It's perhaps appropriate, given this adventure's underlying message, that The Mutants seems to have changed in the near-40 years since its first broadcast - and only for the better. Long-vilified by seasoned fans, here it emerges on DVD (and immediately after fellow miserable outcast Meglos) looking slightly mad, very spangly and all rather good fun.
There are no utterly-lost Pertwee adventures (technical issues still affect the future DVD release of classics like Ambassadors of Death, Mind of Evil, The Daemons and The Dinosaur Invasion, for now), but critical cold-shouldering means The Mutants is in some ways the closest we come to such a creature. It's shaping up as a vintage year for Pertwee fans, with Terror of the Autons, a revised Day of the Daleks and Three Doctors, plus swansong Planet of the Spiders, all in the DVD pipeline, but these we know and love. For many, the rummy six-parter presented here is undiscovered country and, coupled with unavoidable low expectations, means pleasant surprised lie ahead.
It's got a loose, relaxed, undercooked (but sometimes overheated) feel, and unfolds in a charmingly offhand manner, developments seeming to surprise the cast as much as the viewer in a way that keeps the adventure effervescent and wards off typical six-parter fatigue.
The lead himself is in fine form (and has the third Doctor even looked quite so swankily third-Doctor-ish?). Pertwee mixes a strange, Troughon-esque feyness and amused distance into his usual impressive performance, as the still-officially-exiled Doctor is suddenly whisked off by his Gallifreyan gaolers to the year 3000, and tasked with sorting out trouble at t'Skybase, an Earth Empire-run space station (the exteriors of which, at least, are spiffily done) that's orbiting high over turbulent planet Solos at a time of flux with apparent cosmic implications.
Relishing his return to off-Earth adventure, but resenting his errand-boy status, Pertwee's urgent, imperious, impatient Doctor switches moods slickly here as he bears down on new problem after new problem while his mission endlessly changes shape. His hilariously-efficient, explosive dispatch of sort-off-baddie-scientist Jaegar (Who fave George Pravda), after the Doctor quickly sizes him up as first necessary help, then a nuisance, then nothing more, is one of the great Pertwee moments no one ever talks about. They should!

SUPPLIED INFORMATION
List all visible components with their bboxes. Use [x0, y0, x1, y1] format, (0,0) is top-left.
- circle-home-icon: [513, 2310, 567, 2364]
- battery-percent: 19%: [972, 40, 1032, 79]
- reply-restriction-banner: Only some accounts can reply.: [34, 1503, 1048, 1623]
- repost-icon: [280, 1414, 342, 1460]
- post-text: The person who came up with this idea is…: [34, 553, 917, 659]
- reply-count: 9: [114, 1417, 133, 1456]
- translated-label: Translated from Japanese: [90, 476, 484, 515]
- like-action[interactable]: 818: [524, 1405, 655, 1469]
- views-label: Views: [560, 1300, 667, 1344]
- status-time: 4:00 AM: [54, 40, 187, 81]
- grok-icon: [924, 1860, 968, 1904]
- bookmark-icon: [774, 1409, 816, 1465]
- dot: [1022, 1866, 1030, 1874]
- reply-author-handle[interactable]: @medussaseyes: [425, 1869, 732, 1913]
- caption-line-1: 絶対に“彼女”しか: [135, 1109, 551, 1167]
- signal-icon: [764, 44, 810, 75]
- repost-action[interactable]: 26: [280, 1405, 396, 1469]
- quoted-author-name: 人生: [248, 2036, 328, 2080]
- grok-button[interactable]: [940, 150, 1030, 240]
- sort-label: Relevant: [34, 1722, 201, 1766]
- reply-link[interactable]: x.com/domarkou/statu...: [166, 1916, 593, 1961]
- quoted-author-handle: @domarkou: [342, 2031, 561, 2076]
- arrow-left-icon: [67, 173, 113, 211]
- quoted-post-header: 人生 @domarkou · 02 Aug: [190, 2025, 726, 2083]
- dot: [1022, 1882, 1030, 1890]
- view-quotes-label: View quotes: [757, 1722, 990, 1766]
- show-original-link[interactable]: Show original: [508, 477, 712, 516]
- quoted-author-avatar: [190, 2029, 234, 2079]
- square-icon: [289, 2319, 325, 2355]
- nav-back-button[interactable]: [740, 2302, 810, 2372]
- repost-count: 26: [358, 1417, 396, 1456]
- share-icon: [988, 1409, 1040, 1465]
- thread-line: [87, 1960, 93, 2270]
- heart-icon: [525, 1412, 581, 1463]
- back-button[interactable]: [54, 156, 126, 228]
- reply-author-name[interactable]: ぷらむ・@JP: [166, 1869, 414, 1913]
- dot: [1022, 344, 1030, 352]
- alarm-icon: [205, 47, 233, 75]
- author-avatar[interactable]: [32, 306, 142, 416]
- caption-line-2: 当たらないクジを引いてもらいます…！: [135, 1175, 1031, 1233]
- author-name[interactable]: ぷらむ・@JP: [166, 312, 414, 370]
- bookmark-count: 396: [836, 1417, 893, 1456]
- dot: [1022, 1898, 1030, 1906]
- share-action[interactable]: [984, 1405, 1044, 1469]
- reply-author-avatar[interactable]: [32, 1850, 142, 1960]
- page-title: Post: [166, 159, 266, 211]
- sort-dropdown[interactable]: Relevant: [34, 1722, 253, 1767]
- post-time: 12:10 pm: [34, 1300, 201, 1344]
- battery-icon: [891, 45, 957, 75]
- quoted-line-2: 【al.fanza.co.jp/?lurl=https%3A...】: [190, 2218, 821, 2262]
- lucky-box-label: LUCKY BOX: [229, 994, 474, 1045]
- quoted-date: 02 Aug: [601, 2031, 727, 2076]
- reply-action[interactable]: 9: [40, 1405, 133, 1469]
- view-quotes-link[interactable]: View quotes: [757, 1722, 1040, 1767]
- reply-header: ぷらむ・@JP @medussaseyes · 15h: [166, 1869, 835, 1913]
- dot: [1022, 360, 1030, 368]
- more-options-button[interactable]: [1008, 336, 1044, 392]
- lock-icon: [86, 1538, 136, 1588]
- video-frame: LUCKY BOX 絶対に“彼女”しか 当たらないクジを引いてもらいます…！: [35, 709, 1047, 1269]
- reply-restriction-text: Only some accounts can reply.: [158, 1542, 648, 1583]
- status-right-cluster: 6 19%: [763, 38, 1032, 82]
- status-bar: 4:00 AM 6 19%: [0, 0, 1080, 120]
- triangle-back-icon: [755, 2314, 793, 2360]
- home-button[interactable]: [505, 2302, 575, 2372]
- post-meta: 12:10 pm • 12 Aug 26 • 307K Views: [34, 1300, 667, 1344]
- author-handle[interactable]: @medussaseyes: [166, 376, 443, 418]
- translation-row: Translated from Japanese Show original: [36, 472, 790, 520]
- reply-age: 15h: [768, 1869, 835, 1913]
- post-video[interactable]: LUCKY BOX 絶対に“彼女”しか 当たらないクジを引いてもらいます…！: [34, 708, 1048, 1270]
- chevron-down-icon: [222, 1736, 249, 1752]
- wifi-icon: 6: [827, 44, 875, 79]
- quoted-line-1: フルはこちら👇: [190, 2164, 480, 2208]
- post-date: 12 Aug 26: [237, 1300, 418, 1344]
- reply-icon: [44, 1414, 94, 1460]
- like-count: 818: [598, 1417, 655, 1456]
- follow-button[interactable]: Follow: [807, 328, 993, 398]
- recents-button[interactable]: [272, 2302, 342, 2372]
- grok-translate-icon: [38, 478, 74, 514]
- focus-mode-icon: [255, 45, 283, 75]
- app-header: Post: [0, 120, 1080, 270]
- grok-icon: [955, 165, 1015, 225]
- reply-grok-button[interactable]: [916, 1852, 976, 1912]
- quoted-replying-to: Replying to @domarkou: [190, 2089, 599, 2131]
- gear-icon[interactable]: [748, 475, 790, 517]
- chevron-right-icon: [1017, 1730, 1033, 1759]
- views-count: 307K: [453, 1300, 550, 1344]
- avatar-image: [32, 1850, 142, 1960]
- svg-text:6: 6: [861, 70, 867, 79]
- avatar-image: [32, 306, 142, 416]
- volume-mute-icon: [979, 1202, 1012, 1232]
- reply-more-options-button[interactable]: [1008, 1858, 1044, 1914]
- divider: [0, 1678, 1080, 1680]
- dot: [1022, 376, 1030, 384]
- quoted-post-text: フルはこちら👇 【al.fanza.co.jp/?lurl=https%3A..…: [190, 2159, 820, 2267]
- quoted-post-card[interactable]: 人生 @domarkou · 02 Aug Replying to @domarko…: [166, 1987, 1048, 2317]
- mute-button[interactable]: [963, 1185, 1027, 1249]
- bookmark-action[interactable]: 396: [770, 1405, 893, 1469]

TASK LIST
1: In the review of The Mutants, to what year do the Doctor's Gallifreyan gaolers send him?
2: Please carry the review of The Mutants further, picking up after its last sentence and keeping its tone.

RESPONSE LIST
1: The year 3000.

2:
Space-and-time travel always brings the best out in companion Jo Grant, we know, and Katy Manning shines in shrewd mode, showing Jo as not just a blinky-eyed little kitten-face but someone evolving into a smart improviser in the image of her Doctor. She pulls, of course, and her scenes with Solnian rebel Ky (proto-Johnny Depp Garrick Hagon; he's on the commentary track) hold much sub-textual fun, especially when Solos' poisonous atmosphere makes Jo feel a bit, er, faint...
For the admission fee you also get a fine, watchable supporting cast: Geoffrey Palmer shimmers in (and out a bit too soon, alack); John Hollis is a striking, stranded scientist and helpmeet dressed in Anita Roddick cast-offs; and Christopher Coll charms as a Scouse space security guard. Fans have often poked fun at Rick James' performance as Skybase servotor Cotton, but I dunno... it has a certain memorable charm.
Tristram Cary's squelchy, squonky, synth-heavy soundtrack (already out on CD, but better heard in context here) adds another layer of distinctiveness, providing as it does the precise sound of ropey-but-head-spinning CSO effects. There's a genuine sense of weirdness crackling throughout all six episodes that never fails to beguile and is undiminished by repeat plays.
By year's end, all of season nine should be out on DVD; from the fug of Accepted Fan Wisdom, The Mutants could well have emerged by then in a new light and deserving place among the best of the Pertwee years.
Oh, and it's a deliberate nod to Monty Python at the start, by the way.